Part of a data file
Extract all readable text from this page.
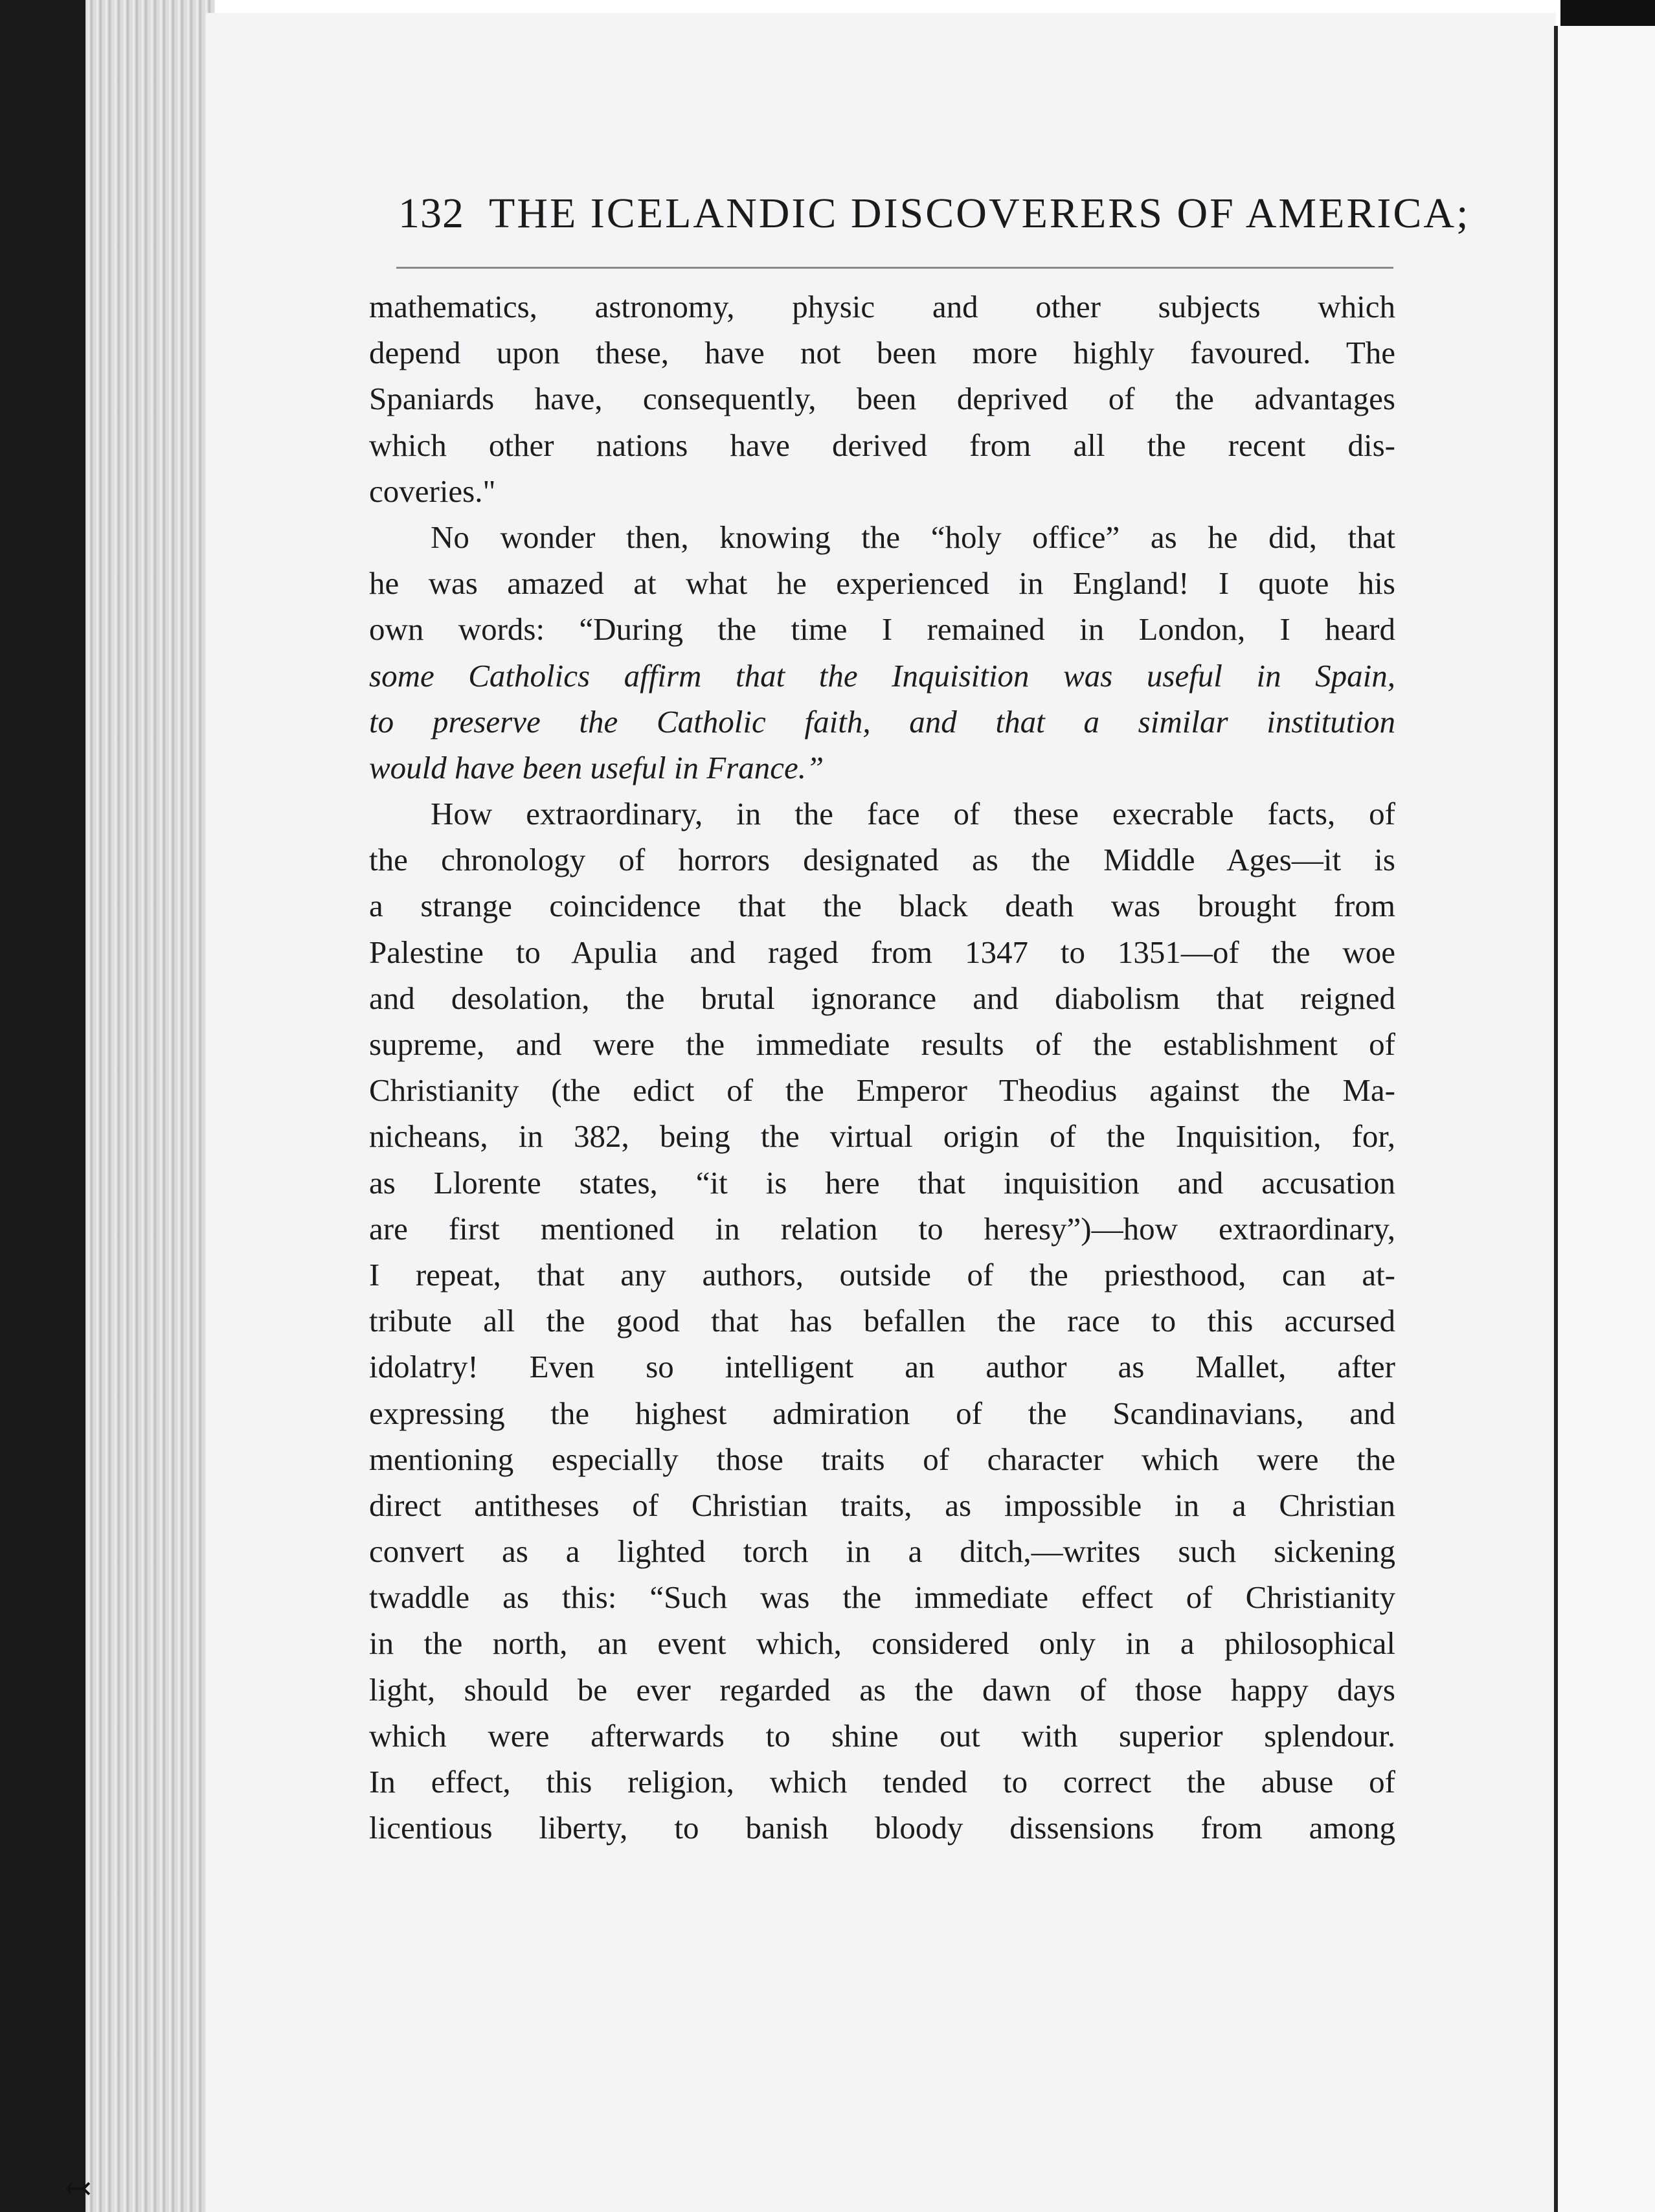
132 THE ICELANDIC DISCOVERERS OF AMERICA;
mathematics, astronomy, physic and other subjects which
depend upon these, have not been more highly favoured. The
Spaniards have, consequently, been deprived of the advantages
which other nations have derived from all the recent dis-
coveries."
No wonder then, knowing the “holy office” as he did, that
he was amazed at what he experienced in England! I quote his
own words: “During the time I remained in London, I heard
some Catholics affirm that the Inquisition was useful in Spain,
to preserve the Catholic faith, and that a similar institution
would have been useful in France.”
How extraordinary, in the face of these execrable facts, of
the chronology of horrors designated as the Middle Ages—it is
a strange coincidence that the black death was brought from
Palestine to Apulia and raged from 1347 to 1351—of the woe
and desolation, the brutal ignorance and diabolism that reigned
supreme, and were the immediate results of the establishment of
Christianity (the edict of the Emperor Theodius against the Ma-
nicheans, in 382, being the virtual origin of the Inquisition, for,
as Llorente states, “it is here that inquisition and accusation
are first mentioned in relation to heresy”)—how extraordinary,
I repeat, that any authors, outside of the priesthood, can at-
tribute all the good that has befallen the race to this accursed
idolatry! Even so intelligent an author as Mallet, after
expressing the highest admiration of the Scandinavians, and
mentioning especially those traits of character which were the
direct antitheses of Christian traits, as impossible in a Christian
convert as a lighted torch in a ditch,—writes such sickening
twaddle as this: “Such was the immediate effect of Christianity
in the north, an event which, considered only in a philosophical
light, should be ever regarded as the dawn of those happy days
which were afterwards to shine out with superior splendour.
In effect, this religion, which tended to correct the abuse of
licentious liberty, to banish bloody dissensions from among
↢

(PROBLEM STATEMENT)
Copy all the data exactly as written, but skip any picture.

(TASK SOLUTION)
Extract all readable text from this page.
132 THE ICELANDIC DISCOVERERS OF AMERICA;
mathematics, astronomy, physic and other subjects which
depend upon these, have not been more highly favoured. The
Spaniards have, consequently, been deprived of the advantages
which other nations have derived from all the recent dis-
coveries."
No wonder then, knowing the “holy office” as he did, that
he was amazed at what he experienced in England! I quote his
own words: “During the time I remained in London, I heard
some Catholics affirm that the Inquisition was useful in Spain,
to preserve the Catholic faith, and that a similar institution
would have been useful in France.”
How extraordinary, in the face of these execrable facts, of
the chronology of horrors designated as the Middle Ages—it is
a strange coincidence that the black death was brought from
Palestine to Apulia and raged from 1347 to 1351—of the woe
and desolation, the brutal ignorance and diabolism that reigned
supreme, and were the immediate results of the establishment of
Christianity (the edict of the Emperor Theodius against the Ma-
nicheans, in 382, being the virtual origin of the Inquisition, for,
as Llorente states, “it is here that inquisition and accusation
are first mentioned in relation to heresy”)—how extraordinary,
I repeat, that any authors, outside of the priesthood, can at-
tribute all the good that has befallen the race to this accursed
idolatry! Even so intelligent an author as Mallet, after
expressing the highest admiration of the Scandinavians, and
mentioning especially those traits of character which were the
direct antitheses of Christian traits, as impossible in a Christian
convert as a lighted torch in a ditch,—writes such sickening
twaddle as this: “Such was the immediate effect of Christianity
in the north, an event which, considered only in a philosophical
light, should be ever regarded as the dawn of those happy days
which were afterwards to shine out with superior splendour.
In effect, this religion, which tended to correct the abuse of
licentious liberty, to banish bloody dissensions from among
↢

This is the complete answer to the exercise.